[Aim] How many lines of these entries hold the string "label"? Answer with the number alone.

[Dataset entries]
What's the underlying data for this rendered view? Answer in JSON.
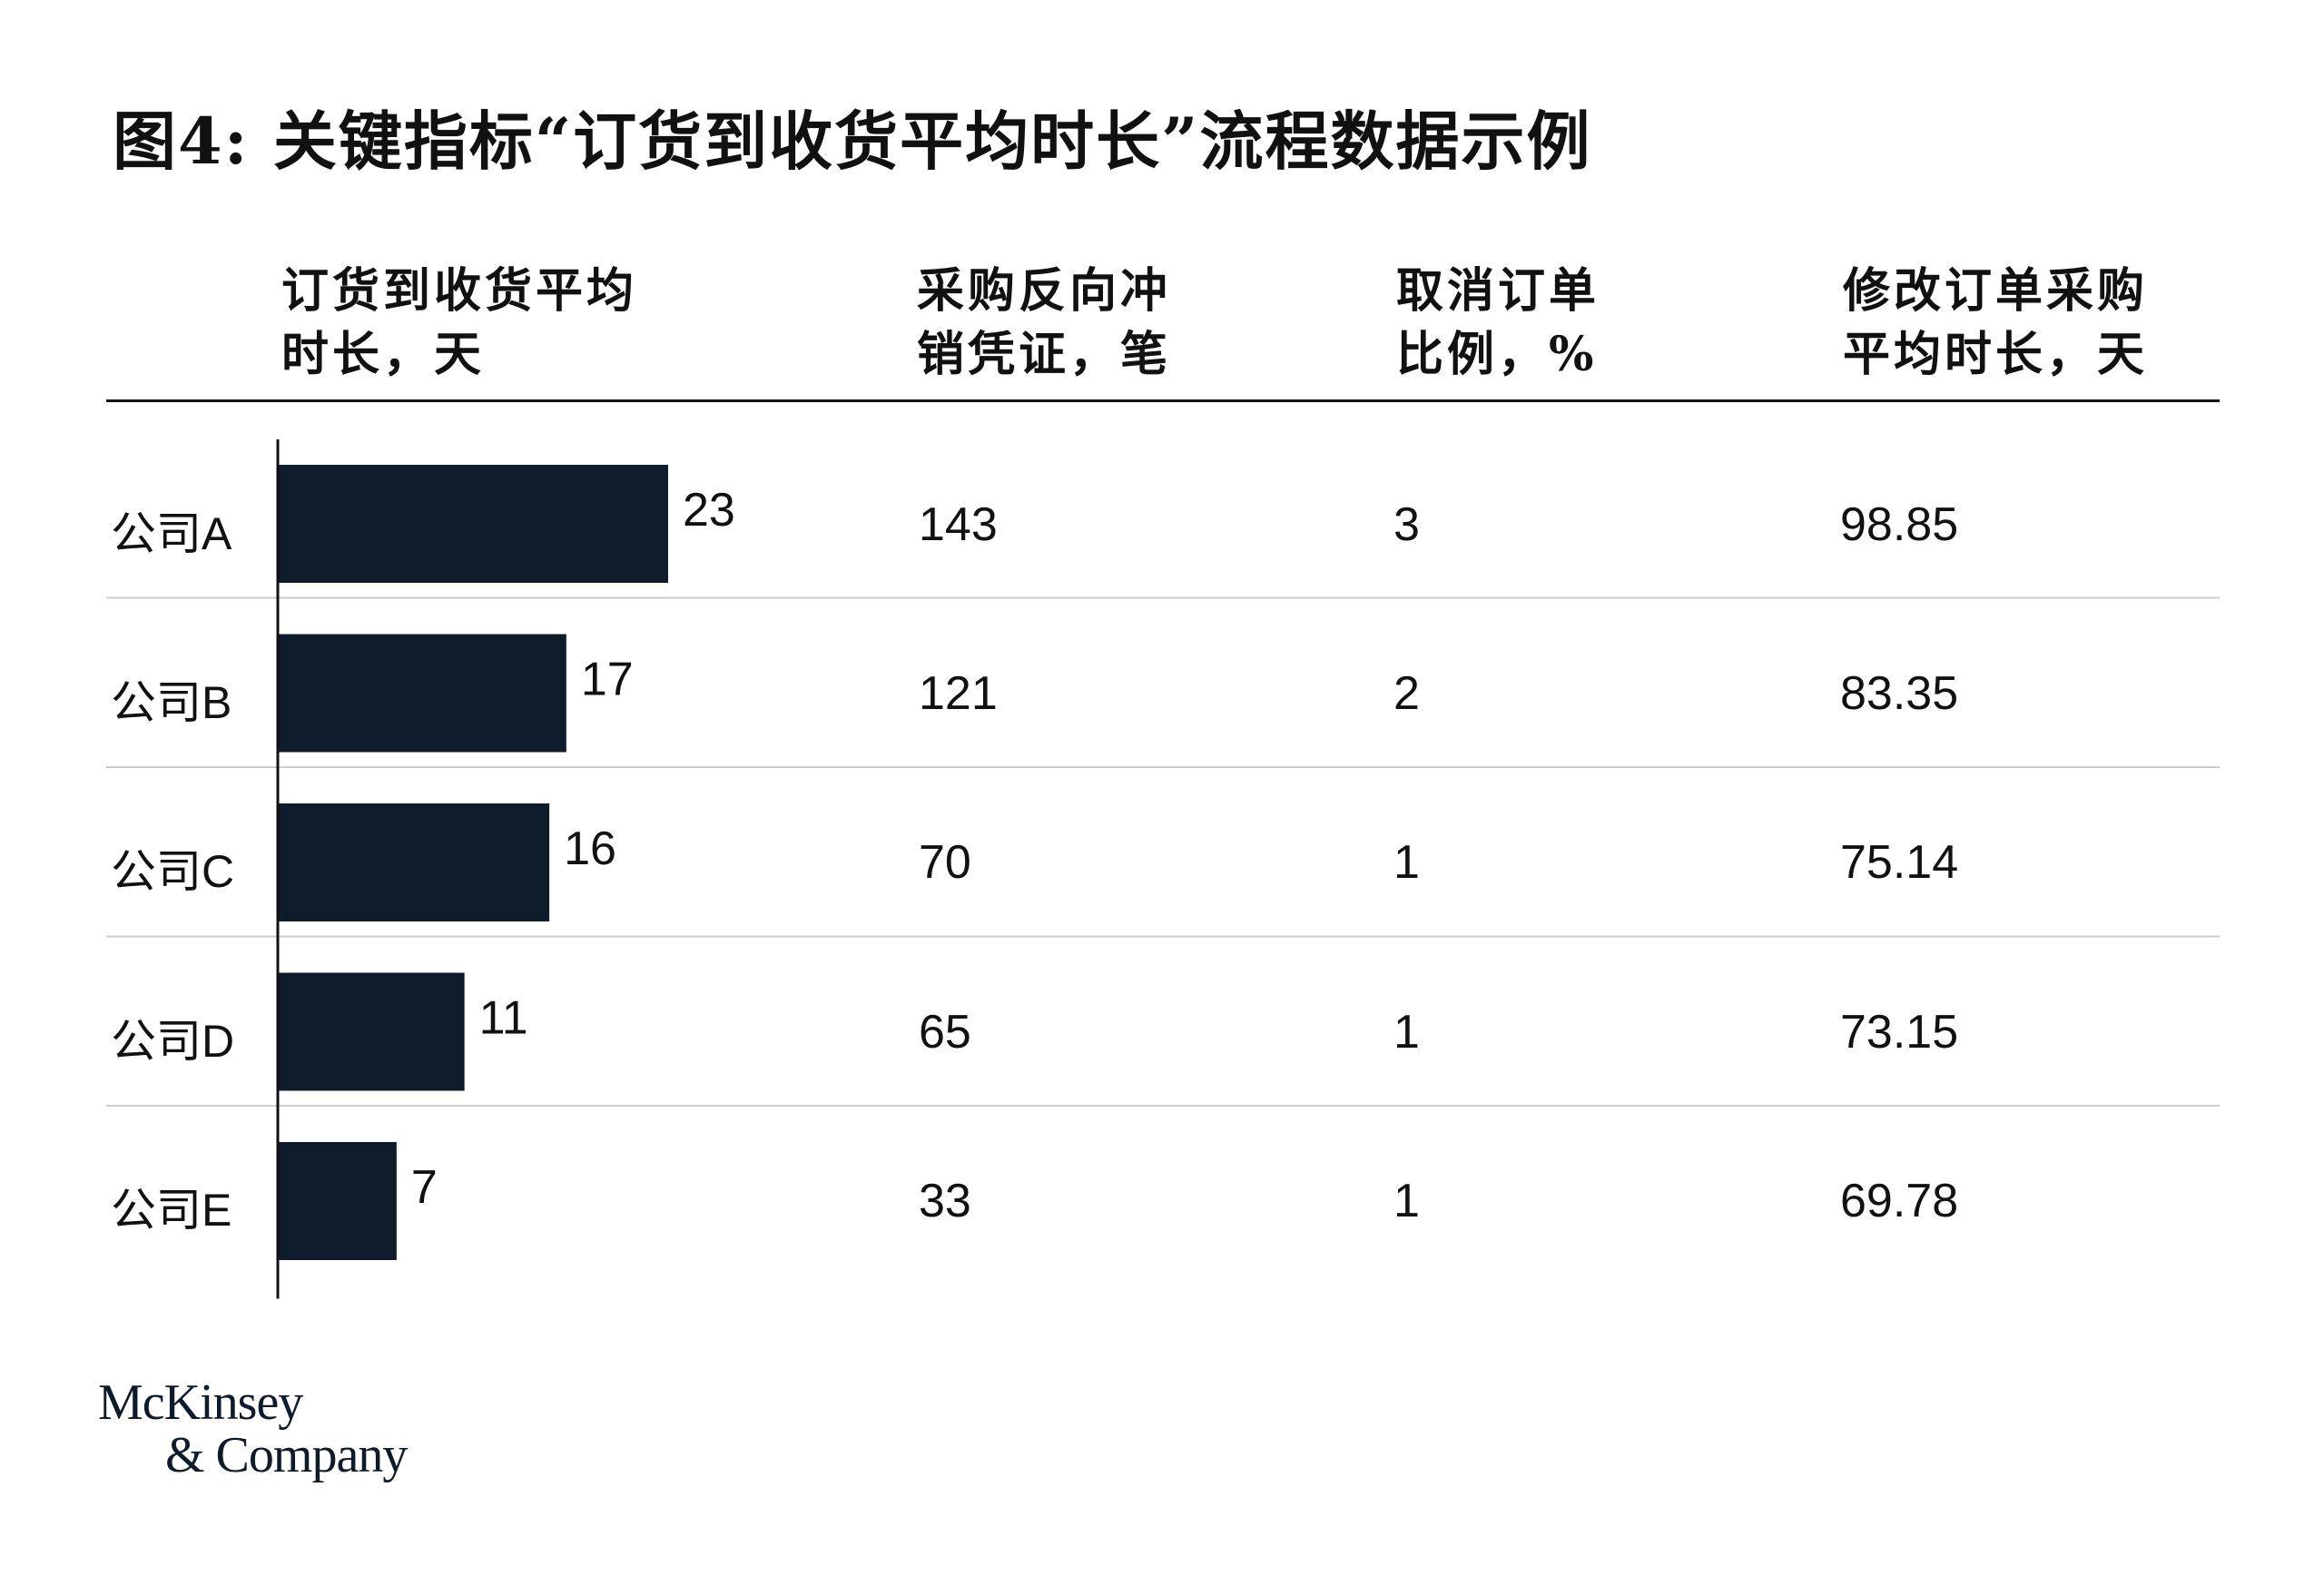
{
  "title": "图4: 关键指标“订货到收货平均时长”流程数据示例",
  "headers": [
    {
      "line1": "订货到收货平均",
      "line2": "时长，天"
    },
    {
      "line1": "采购反向冲",
      "line2": "销凭证，笔"
    },
    {
      "line1": "取消订单",
      "line2": "比例，%"
    },
    {
      "line1": "修改订单采购",
      "line2": "平均时长，天"
    }
  ],
  "rows": [
    {
      "label": "公司A",
      "reversal": "143",
      "cancel": "3",
      "modify": "98.85"
    },
    {
      "label": "公司B",
      "reversal": "121",
      "cancel": "2",
      "modify": "83.35"
    },
    {
      "label": "公司C",
      "reversal": "70",
      "cancel": "1",
      "modify": "75.14"
    },
    {
      "label": "公司D",
      "reversal": "65",
      "cancel": "1",
      "modify": "73.15"
    },
    {
      "label": "公司E",
      "reversal": "33",
      "cancel": "1",
      "modify": "69.78"
    }
  ],
  "chart_data": {
    "type": "bar",
    "orientation": "horizontal",
    "categories": [
      "公司A",
      "公司B",
      "公司C",
      "公司D",
      "公司E"
    ],
    "values": [
      23,
      17,
      16,
      11,
      7
    ],
    "xlim": [
      0,
      23
    ],
    "grid": false,
    "bar_color": "#0d1b2a"
  },
  "colors": {
    "bar": "#0d1b2a",
    "divider": "#cccccc",
    "text": "#111111"
  },
  "logo": {
    "line1": "McKinsey",
    "line2": "& Company"
  }
}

[Solution to this problem] 5